WHAT YOU SHOULD DO
Locate all lines with the word "JSON". Copy them.

--------------------

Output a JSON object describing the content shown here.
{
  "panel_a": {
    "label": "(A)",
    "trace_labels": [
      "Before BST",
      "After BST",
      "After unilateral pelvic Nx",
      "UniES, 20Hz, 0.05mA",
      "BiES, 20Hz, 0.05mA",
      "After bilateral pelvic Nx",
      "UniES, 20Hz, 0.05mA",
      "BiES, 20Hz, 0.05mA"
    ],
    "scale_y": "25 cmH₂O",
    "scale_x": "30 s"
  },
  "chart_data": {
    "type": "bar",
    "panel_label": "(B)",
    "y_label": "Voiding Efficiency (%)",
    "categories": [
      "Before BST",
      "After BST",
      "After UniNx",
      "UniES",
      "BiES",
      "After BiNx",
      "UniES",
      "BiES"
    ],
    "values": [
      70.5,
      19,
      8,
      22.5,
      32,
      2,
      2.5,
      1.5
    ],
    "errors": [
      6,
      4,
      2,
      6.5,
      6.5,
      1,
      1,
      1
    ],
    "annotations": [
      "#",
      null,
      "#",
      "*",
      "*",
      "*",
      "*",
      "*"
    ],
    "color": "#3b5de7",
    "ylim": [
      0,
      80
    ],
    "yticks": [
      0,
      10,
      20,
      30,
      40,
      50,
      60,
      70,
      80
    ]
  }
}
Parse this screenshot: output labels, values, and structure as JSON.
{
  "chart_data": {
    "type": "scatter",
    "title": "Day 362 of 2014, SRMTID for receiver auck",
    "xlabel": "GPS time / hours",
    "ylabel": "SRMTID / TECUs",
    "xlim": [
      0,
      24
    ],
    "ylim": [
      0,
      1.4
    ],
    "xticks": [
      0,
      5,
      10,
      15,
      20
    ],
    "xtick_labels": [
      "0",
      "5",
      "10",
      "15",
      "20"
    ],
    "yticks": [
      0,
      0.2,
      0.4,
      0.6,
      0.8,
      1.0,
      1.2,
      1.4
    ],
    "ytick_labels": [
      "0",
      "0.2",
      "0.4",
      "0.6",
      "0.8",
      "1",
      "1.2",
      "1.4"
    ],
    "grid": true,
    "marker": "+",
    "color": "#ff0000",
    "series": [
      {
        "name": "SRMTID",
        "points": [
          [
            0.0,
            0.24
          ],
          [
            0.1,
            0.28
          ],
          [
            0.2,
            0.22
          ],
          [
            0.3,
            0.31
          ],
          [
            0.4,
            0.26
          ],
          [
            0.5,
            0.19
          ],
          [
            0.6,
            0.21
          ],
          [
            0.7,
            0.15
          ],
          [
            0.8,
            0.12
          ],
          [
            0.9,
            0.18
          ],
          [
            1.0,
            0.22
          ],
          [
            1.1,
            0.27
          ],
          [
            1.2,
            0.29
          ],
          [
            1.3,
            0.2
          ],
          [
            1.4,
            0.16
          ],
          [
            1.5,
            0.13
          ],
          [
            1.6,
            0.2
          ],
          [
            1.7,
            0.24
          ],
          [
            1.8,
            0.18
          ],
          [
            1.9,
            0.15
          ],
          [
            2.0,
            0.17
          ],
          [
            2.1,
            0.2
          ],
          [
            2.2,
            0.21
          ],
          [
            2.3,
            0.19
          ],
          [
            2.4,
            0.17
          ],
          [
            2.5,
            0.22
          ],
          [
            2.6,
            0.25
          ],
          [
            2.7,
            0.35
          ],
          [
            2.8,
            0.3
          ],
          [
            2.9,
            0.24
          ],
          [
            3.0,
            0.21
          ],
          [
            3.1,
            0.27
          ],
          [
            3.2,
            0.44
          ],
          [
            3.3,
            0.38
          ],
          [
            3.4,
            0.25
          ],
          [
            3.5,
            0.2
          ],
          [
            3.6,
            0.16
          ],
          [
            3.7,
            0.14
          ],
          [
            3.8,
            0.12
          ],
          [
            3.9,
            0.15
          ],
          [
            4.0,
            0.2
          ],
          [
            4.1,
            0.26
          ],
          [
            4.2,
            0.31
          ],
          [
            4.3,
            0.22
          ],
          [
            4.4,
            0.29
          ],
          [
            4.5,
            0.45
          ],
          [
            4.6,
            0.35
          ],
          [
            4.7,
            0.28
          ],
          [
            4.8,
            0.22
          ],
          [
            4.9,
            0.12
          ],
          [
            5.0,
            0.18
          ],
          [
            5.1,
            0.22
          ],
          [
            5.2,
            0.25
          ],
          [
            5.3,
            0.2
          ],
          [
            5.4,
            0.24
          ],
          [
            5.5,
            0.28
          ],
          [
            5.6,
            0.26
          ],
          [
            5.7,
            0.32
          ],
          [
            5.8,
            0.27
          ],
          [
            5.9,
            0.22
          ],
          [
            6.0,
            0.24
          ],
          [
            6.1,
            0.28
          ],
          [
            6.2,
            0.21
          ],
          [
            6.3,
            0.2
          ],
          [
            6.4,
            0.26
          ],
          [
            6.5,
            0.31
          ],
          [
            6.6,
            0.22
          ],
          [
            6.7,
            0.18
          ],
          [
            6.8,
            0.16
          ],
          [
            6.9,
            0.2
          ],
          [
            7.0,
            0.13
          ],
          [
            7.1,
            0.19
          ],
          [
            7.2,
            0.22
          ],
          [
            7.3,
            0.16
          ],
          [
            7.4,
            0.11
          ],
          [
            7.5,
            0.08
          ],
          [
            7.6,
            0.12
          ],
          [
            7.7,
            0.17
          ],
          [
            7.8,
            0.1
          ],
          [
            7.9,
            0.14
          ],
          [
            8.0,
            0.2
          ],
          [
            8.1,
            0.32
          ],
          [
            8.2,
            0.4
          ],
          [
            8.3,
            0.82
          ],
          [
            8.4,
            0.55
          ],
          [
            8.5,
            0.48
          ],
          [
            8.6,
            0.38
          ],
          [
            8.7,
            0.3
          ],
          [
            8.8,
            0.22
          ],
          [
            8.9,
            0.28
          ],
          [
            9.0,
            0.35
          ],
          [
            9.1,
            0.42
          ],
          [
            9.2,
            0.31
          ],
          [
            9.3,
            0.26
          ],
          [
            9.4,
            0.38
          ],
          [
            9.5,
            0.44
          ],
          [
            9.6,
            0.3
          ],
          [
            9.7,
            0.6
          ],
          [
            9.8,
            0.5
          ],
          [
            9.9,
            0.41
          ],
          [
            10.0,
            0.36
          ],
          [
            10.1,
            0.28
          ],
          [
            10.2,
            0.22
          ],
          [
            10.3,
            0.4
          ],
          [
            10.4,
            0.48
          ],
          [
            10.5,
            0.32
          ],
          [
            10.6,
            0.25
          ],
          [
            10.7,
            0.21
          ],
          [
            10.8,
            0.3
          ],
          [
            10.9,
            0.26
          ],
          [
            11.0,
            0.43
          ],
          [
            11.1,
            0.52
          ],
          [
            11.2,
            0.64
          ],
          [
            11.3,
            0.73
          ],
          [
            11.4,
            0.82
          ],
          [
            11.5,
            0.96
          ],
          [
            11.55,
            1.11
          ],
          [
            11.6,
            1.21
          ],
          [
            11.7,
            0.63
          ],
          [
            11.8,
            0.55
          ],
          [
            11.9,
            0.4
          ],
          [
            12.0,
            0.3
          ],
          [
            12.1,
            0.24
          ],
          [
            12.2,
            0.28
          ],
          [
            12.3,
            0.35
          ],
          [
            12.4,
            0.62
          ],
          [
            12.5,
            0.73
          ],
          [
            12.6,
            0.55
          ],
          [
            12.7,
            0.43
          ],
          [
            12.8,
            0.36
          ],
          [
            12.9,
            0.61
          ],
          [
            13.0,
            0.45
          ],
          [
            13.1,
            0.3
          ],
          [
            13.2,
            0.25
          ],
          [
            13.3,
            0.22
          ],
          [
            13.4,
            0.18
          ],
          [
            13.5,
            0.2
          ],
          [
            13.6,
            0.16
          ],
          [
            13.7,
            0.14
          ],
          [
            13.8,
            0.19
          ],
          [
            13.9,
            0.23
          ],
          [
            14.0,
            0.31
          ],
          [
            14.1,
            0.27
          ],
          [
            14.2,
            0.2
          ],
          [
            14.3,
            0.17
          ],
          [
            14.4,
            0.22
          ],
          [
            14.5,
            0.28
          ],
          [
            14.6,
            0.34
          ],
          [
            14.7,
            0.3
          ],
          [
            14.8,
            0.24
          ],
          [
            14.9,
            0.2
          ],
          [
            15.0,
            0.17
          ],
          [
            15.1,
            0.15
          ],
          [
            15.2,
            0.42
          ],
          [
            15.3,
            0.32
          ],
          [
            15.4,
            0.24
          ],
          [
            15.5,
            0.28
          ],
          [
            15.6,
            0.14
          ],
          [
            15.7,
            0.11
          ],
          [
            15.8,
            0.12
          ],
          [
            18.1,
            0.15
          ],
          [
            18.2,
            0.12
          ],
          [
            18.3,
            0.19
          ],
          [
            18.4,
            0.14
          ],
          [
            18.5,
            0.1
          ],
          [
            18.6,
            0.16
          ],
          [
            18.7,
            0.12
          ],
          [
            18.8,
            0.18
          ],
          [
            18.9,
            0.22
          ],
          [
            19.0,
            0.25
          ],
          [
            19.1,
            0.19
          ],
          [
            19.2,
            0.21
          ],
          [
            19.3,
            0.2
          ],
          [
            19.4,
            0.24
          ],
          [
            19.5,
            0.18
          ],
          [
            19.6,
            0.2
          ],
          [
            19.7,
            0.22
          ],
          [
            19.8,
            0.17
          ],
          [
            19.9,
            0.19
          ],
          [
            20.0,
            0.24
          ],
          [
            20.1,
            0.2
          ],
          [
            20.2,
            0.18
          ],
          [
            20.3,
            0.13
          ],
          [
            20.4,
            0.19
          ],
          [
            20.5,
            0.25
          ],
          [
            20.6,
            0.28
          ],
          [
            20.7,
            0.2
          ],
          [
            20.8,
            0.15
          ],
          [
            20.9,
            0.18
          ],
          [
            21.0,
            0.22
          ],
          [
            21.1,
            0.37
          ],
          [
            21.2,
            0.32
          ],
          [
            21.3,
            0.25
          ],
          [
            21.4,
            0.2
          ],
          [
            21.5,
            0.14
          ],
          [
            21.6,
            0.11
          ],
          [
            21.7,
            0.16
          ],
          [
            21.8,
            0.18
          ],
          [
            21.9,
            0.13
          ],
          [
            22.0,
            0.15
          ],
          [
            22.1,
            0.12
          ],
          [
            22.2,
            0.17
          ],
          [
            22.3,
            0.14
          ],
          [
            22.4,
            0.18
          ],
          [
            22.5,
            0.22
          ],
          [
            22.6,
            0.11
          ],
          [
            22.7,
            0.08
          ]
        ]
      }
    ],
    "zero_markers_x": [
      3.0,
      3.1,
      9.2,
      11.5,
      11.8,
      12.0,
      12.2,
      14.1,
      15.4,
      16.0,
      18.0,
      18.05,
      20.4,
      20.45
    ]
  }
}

--------------------

WRITTEN ANSWER
Output a JSON object describing the content shown here.
Parse this screenshot: output labels, values, and structure as JSON.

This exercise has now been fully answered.